| ABOUT THIS EXERCISE |
Every line of the data below should be printed exactly.

| INFORMATION GIVEN |
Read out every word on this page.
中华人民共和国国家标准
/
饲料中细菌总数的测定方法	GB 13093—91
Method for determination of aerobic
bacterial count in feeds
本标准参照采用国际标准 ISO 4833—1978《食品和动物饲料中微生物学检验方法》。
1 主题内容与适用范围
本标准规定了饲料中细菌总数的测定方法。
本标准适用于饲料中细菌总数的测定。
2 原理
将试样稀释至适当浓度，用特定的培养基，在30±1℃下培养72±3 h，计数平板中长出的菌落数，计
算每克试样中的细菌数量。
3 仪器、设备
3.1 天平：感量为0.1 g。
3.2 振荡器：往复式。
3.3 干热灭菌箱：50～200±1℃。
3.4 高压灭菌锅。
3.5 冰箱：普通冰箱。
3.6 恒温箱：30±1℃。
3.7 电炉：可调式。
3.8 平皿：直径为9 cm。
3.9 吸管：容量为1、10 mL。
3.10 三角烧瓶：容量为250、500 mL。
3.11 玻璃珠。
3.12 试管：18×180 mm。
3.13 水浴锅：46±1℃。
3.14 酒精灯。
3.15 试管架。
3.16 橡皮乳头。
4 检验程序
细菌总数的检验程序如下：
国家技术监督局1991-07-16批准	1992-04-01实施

| OUTPUT BELOW |
Read out every word on this page.
中华人民共和国国家标准
/
饲料中细菌总数的测定方法	GB 13093—91
Method for determination of aerobic
bacterial count in feeds
本标准参照采用国际标准 ISO 4833—1978《食品和动物饲料中微生物学检验方法》。
1 主题内容与适用范围
本标准规定了饲料中细菌总数的测定方法。
本标准适用于饲料中细菌总数的测定。
2 原理
将试样稀释至适当浓度，用特定的培养基，在30±1℃下培养72±3 h，计数平板中长出的菌落数，计
算每克试样中的细菌数量。
3 仪器、设备
3.1 天平：感量为0.1 g。
3.2 振荡器：往复式。
3.3 干热灭菌箱：50～200±1℃。
3.4 高压灭菌锅。
3.5 冰箱：普通冰箱。
3.6 恒温箱：30±1℃。
3.7 电炉：可调式。
3.8 平皿：直径为9 cm。
3.9 吸管：容量为1、10 mL。
3.10 三角烧瓶：容量为250、500 mL。
3.11 玻璃珠。
3.12 试管：18×180 mm。
3.13 水浴锅：46±1℃。
3.14 酒精灯。
3.15 试管架。
3.16 橡皮乳头。
4 检验程序
细菌总数的检验程序如下：
国家技术监督局1991-07-16批准	1992-04-01实施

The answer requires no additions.